Exercise instructions: Lines that contain "distribution" are to be counted; give only their number.

Records provided:
# # # #

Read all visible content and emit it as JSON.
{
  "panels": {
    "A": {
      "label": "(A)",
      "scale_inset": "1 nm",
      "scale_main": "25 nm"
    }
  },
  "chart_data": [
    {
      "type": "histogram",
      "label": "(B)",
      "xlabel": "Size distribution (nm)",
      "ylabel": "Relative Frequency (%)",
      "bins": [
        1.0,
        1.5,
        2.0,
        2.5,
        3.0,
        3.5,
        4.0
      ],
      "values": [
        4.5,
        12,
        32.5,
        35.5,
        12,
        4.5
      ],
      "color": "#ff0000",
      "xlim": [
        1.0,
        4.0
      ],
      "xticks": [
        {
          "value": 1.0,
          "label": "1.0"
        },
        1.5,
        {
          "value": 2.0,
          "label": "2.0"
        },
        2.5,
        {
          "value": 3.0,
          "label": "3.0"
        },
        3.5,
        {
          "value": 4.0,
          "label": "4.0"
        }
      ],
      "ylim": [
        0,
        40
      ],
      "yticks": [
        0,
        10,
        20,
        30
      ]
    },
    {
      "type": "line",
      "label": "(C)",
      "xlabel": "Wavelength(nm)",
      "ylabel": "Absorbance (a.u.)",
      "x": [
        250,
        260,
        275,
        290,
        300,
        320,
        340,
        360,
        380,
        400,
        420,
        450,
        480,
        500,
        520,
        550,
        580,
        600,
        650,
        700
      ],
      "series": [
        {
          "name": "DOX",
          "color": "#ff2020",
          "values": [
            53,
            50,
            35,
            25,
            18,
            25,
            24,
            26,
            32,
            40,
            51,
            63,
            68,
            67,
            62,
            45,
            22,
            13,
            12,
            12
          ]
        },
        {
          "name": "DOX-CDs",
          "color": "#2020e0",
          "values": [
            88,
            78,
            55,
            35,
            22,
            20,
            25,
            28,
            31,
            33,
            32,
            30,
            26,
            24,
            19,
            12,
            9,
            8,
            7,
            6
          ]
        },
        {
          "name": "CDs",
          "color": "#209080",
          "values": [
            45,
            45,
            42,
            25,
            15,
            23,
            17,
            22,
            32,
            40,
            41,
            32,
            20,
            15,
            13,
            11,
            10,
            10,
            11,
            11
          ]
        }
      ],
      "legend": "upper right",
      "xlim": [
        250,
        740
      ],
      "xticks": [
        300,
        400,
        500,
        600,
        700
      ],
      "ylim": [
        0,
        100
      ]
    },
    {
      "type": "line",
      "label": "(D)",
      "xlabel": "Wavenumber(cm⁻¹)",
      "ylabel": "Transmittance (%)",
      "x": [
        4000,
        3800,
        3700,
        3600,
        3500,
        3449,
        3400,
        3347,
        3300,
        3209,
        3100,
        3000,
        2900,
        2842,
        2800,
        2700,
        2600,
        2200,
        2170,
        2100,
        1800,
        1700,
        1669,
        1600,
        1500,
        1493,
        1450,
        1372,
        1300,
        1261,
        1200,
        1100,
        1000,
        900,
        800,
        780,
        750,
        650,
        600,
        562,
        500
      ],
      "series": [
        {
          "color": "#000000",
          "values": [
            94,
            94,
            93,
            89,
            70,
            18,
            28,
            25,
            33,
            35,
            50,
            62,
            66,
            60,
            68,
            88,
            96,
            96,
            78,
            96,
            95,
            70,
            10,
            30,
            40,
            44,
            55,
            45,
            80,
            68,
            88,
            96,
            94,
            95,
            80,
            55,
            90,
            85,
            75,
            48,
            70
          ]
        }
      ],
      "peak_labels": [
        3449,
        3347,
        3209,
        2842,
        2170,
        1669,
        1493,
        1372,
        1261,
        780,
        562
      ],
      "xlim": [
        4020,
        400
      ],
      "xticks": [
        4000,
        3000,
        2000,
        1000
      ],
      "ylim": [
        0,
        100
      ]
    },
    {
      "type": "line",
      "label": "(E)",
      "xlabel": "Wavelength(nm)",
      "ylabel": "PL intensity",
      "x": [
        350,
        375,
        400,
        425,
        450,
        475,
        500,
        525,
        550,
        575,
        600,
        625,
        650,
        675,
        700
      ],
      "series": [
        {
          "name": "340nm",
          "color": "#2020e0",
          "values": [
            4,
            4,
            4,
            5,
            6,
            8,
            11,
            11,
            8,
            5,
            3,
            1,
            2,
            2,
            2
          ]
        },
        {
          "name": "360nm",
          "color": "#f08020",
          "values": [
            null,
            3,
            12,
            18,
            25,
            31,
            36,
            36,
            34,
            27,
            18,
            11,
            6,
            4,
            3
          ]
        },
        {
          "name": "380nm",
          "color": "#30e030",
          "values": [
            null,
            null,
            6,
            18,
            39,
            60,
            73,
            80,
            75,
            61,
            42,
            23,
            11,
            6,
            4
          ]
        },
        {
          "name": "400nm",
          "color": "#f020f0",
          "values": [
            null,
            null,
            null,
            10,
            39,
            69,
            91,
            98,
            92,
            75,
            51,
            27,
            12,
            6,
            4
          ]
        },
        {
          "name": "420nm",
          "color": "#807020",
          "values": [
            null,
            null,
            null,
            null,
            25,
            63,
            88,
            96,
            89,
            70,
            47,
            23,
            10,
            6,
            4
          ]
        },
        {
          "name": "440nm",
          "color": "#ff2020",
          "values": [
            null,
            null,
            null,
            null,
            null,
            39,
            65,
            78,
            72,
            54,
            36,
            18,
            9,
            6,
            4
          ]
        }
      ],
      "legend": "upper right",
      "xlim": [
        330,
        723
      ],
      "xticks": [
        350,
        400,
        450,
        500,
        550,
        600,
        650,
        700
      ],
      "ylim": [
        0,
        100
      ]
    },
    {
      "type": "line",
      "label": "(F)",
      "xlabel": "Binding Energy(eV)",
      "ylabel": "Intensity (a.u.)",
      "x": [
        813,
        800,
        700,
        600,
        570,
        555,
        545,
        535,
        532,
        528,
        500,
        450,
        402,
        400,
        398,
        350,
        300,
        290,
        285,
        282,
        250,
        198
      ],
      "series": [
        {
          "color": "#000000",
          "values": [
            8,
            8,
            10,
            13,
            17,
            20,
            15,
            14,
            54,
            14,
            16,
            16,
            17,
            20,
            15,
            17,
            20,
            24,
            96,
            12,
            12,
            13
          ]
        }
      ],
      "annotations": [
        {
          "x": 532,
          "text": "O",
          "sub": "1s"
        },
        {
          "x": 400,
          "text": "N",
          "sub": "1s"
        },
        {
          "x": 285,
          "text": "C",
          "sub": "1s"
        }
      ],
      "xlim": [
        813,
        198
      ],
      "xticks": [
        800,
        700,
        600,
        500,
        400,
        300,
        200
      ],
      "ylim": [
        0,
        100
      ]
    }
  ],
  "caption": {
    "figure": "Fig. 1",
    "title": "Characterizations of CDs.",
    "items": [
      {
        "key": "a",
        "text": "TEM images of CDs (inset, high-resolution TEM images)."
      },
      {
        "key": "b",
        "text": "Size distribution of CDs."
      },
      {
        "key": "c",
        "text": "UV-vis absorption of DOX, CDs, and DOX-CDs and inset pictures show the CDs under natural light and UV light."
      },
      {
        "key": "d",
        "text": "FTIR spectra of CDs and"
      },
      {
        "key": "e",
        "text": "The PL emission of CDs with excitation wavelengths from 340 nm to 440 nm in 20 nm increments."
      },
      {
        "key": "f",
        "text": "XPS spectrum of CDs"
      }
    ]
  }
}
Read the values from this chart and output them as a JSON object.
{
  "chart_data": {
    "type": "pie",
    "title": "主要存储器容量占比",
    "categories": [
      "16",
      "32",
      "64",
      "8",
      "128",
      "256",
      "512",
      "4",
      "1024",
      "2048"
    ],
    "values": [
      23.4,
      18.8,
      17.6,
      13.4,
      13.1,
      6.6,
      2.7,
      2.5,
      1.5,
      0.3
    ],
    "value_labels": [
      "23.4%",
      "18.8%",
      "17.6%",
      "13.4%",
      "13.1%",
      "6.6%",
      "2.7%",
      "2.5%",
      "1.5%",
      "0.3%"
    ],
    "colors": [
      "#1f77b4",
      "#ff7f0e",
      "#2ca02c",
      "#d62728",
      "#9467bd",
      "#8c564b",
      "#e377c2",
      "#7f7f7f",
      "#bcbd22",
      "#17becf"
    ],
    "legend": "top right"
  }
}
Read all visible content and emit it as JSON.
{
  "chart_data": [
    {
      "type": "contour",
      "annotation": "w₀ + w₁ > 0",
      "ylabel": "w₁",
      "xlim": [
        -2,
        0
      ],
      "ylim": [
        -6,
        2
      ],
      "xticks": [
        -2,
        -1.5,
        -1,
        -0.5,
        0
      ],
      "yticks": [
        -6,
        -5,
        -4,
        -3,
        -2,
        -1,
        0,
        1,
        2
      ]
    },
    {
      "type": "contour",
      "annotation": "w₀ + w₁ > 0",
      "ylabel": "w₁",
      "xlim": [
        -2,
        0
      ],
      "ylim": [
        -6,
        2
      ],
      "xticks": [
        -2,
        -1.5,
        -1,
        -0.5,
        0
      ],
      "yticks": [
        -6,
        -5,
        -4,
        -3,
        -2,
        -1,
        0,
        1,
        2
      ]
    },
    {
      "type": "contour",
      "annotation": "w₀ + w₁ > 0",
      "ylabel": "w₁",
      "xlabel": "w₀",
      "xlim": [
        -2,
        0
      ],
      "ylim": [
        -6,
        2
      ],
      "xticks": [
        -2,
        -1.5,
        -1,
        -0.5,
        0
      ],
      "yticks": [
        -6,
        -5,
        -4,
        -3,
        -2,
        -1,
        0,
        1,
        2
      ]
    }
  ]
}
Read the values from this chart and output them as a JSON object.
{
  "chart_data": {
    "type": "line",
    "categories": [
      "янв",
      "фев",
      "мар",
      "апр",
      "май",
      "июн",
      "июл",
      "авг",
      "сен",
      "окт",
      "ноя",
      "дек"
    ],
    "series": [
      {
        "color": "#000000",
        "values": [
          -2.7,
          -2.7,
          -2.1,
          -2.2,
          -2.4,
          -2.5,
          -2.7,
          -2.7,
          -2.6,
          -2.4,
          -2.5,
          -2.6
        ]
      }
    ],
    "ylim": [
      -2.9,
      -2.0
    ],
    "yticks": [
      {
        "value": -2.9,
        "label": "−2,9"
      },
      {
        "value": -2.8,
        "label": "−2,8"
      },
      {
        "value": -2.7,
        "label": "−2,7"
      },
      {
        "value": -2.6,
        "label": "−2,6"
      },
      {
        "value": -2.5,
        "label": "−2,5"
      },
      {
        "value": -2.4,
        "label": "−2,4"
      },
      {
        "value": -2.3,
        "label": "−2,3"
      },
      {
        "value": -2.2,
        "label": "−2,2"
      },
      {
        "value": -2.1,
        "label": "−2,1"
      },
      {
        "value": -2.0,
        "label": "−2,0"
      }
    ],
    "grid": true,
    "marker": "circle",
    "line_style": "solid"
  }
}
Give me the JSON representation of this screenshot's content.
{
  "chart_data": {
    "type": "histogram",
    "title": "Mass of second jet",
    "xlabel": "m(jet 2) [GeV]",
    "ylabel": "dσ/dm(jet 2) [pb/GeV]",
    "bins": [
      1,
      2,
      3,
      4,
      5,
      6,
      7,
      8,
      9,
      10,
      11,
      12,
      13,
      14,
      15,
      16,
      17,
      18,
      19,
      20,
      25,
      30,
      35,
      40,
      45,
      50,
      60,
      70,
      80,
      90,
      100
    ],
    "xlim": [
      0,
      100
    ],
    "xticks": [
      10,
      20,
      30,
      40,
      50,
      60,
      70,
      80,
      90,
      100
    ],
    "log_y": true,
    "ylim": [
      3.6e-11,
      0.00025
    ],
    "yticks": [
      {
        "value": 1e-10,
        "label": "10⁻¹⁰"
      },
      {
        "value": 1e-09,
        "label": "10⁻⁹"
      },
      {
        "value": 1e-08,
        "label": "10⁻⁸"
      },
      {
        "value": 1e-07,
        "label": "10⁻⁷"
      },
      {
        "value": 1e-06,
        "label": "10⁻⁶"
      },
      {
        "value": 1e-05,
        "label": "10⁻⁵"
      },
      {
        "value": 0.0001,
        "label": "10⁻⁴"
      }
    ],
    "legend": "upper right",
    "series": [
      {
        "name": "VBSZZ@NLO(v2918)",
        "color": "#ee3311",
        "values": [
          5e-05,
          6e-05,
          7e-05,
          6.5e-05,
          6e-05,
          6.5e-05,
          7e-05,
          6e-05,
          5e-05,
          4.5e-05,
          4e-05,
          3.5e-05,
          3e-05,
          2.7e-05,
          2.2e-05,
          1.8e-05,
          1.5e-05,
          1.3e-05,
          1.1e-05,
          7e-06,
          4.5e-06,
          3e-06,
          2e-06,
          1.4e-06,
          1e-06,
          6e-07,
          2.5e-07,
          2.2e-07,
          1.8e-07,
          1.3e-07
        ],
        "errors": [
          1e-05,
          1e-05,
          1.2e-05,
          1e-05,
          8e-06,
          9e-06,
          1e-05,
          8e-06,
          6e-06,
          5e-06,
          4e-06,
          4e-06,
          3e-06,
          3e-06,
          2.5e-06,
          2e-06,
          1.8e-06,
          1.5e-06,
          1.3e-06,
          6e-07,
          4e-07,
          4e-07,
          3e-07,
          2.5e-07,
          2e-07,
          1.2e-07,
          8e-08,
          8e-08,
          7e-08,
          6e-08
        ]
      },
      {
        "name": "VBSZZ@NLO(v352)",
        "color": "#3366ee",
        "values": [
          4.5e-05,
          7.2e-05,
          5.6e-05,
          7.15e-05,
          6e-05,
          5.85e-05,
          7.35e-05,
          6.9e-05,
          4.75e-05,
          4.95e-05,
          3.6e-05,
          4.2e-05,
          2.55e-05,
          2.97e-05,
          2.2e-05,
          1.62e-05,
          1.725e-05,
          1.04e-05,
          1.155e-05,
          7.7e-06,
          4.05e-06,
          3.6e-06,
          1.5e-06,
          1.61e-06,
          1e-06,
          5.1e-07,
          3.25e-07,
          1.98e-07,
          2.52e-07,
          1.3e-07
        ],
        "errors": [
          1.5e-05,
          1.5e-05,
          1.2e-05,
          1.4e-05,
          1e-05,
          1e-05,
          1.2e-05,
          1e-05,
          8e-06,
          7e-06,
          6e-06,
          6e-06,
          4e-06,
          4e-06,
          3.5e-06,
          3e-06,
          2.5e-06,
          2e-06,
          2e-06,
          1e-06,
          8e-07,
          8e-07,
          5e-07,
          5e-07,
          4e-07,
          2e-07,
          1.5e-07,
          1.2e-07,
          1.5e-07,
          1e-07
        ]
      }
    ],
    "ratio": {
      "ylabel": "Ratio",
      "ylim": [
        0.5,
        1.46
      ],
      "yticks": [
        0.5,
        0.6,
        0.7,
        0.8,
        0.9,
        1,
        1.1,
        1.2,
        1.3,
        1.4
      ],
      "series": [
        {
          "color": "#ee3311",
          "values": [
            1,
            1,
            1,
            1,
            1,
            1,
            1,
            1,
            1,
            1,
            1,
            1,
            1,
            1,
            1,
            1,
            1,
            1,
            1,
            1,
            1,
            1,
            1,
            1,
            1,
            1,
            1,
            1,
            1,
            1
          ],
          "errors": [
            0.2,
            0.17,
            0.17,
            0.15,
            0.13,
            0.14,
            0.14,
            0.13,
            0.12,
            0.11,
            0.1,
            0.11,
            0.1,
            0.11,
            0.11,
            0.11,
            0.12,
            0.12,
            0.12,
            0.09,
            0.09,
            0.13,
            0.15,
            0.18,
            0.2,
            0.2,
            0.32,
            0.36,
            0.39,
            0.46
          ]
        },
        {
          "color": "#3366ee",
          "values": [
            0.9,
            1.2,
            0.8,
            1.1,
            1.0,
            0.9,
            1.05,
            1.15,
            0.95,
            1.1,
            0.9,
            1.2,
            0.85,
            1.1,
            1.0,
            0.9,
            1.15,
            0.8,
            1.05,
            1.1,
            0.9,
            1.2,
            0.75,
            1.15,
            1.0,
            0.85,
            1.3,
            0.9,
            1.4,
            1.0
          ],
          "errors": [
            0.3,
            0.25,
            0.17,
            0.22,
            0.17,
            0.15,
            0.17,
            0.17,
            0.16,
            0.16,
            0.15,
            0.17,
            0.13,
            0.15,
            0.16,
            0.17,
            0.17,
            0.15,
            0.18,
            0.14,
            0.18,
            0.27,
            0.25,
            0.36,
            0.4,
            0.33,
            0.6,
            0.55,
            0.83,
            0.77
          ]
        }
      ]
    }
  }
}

# # # #

Answer to the exercise: 2